Stored items from a collection:
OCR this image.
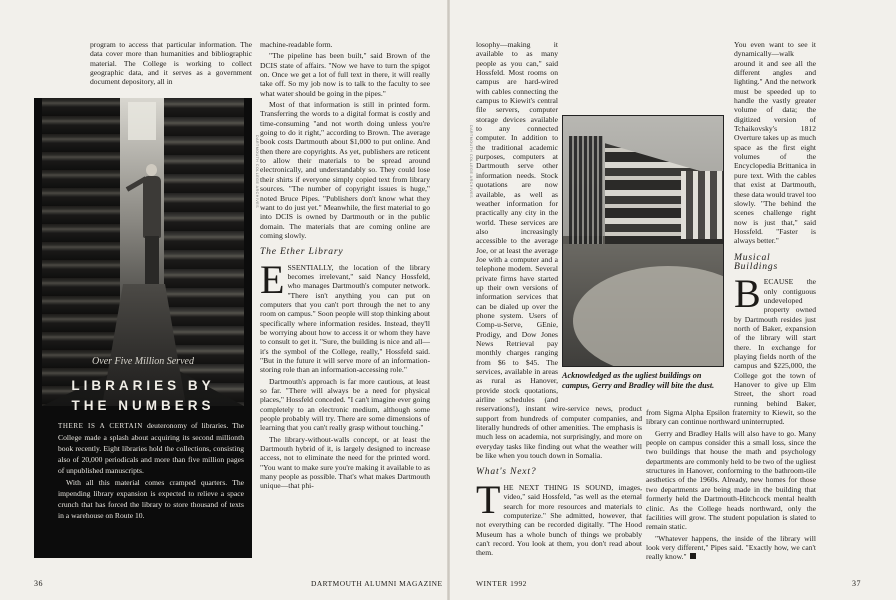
program to access that particular information. The data cover more than humanities and bibliographic material. The College is working to collect geographic data, and it serves as a government document depository, all in

Over Five Million Served
LIBRARIES BY
THE NUMBERS

THERE IS A CERTAIN deuteronomy of libraries. The College made a splash about acquiring its second millionth book recently. Eight libraries hold the collections, consisting also of 20,000 periodicals and more than five million pages of unpublished manuscripts.

With all this material comes cramped quarters. The impending library expansion is expected to relieve a space crunch that has forced the library to store thousand of texts in a warehouse on Route 10.

DARTMOUTH COLLEGE ARCHIVES

machine-readable form.

"The pipeline has been built," said Brown of the DCIS state of affairs. "Now we have to turn the spigot on. Once we get a lot of full text in there, it will really take off. So my job now is to talk to the faculty to see what water should be going in the pipes."

Most of that information is still in printed form. Transferring the words to a digital format is costly and time-consuming "and not worth doing unless you're going to do it right," according to Brown. The average book costs Dartmouth about $1,000 to put online. And then there are copyrights. As yet, publishers are reticent to allow their materials to be spread around electronically, and understandably so. They could lose their shirts if everyone simply copied text from library sources. "The number of copyright issues is huge," noted Bruce Pipes. "Publishers don't know what they want to do just yet." Meanwhile, the first material to go into DCIS is owned by Dartmouth or in the public domain. The materials that are coming online are coming slowly.

The Ether Library

ESSENTIALLY, the location of the library becomes irrelevant," said Nancy Hossfeld, who manages Dartmouth's computer network. "There isn't anything you can put on computers that you can't port through the net to any room on campus." Soon people will stop thinking about specifically where information resides. Instead, they'll be worrying about how to access it or whom they have to consult to get it. "Sure, the building is nice and all—it's the symbol of the College, really," Hossfeld said. "But in the future it will serve more of an information-storing role than an information-accessing role."

Dartmouth's approach is far more cautious, at least so far. "There will always be a need for physical places," Hossfeld conceded. "I can't imagine ever going completely to an electronic medium, although some people probably will try. There are some dimensions of learning that you can't really grasp without touching."

The library-without-walls concept, or at least the Dartmouth hybrid of it, is largely designed to increase access, not to eliminate the need for the printed word. "You want to make sure you're making it available to as many people as possible. That's what makes Dartmouth unique—that phi-

DARTMOUTH COLLEGE ARCHIVES

losophy—making it available to as many people as you can," said Hossfeld. Most rooms on campus are hard-wired with cables connecting the campus to Kiewit's central file servers, computer storage devices available to any connected computer. In addition to the traditional academic purposes, computers at Dartmouth serve other information needs. Stock quotations are now available, as well as weather information for practically any city in the world. These services are also increasingly accessible to the average Joe, or at least the average Joe with a computer and a telephone modem. Several private firms have started up their own versions of information services that can be dialed up over the phone system. Users of Comp-u-Serve, GEnie, Prodigy, and Dow Jones News Retrieval pay monthly charges ranging from $6 to $45. The services, available in areas as rural as Hanover, provide stock quotations, airline schedules (and reservations!), instant wire-service news, product support from hundreds of computer companies, and literally hundreds of other amenities. The emphasis is much less on academia, not surprisingly, and more on everyday tasks like finding out what the weather will be like when you touch down in Somalia.

What's Next?

THE NEXT THING IS SOUND, images, video," said Hossfeld, "as well as the eternal search for more resources and materials to computerize." She admitted, however, that not everything can be recorded digitally. "The Hood Museum has a whole bunch of things we probably can't record. You look at them, you don't read about them.

Acknowledged as the ugliest buildings on campus, Gerry and Bradley will bite the dust.

You even want to see it dynamically—walk around it and see all the different angles and lighting." And the network must be speeded up to handle the vastly greater volume of data; the digitized version of Tchaikovsky's 1812 Overture takes up as much space as the first eight volumes of the Encyclopedia Brittanica in pure text. With the cables that exist at Dartmouth, these data would travel too slowly. "The behind the scenes challenge right now is just that," said Hossfeld. "Faster is always better."

Musical Buildings

BECAUSE the only contiguous undeveloped property owned by Dartmouth resides just north of Baker, expansion of the library will start there. In exchange for playing fields north of the campus and $225,000, the College got the town of Hanover to give up Elm Street, the short road running behind Baker, from Sigma Alpha Epsilon fraternity to Kiewit, so the library can continue northward uninterrupted.

Gerry and Bradley Halls will also have to go. Many people on campus consider this a small loss, since the two buildings that house the math and psychology departments are commonly held to be two of the ugliest structures in Hanover, conforming to the bathroom-tile aesthetics of the 1960s. Already, new homes for those two departments are being made in the building that formerly held the Dartmouth-Hitchcock mental health clinic. As the College heads northward, only the facilities will grow. The student population is slated to remain static.

"Whatever happens, the inside of the library will look very different," Pipes said. "Exactly how, we can't really know."

36	DARTMOUTH ALUMNI MAGAZINE	WINTER 1992	37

YOUR INSTRUCTIONS:
List the lines that contain the word "expansion".

PROBLEM SOLUTION:
With all this material comes cramped quarters. The impending library expansion is expected to relieve a space crunch that has forced the library to store thousand of texts in a warehouse on Route 10.
BECAUSE the only contiguous undeveloped property owned by Dartmouth resides just north of Baker, expansion of the library will start there. In exchange for playing fields north of the campus and $225,000, the College got the town of Hanover to give up Elm Street, the short road running behind Baker, from Sigma Alpha Epsilon fraternity to Kiewit, so the library can continue northward uninterrupted.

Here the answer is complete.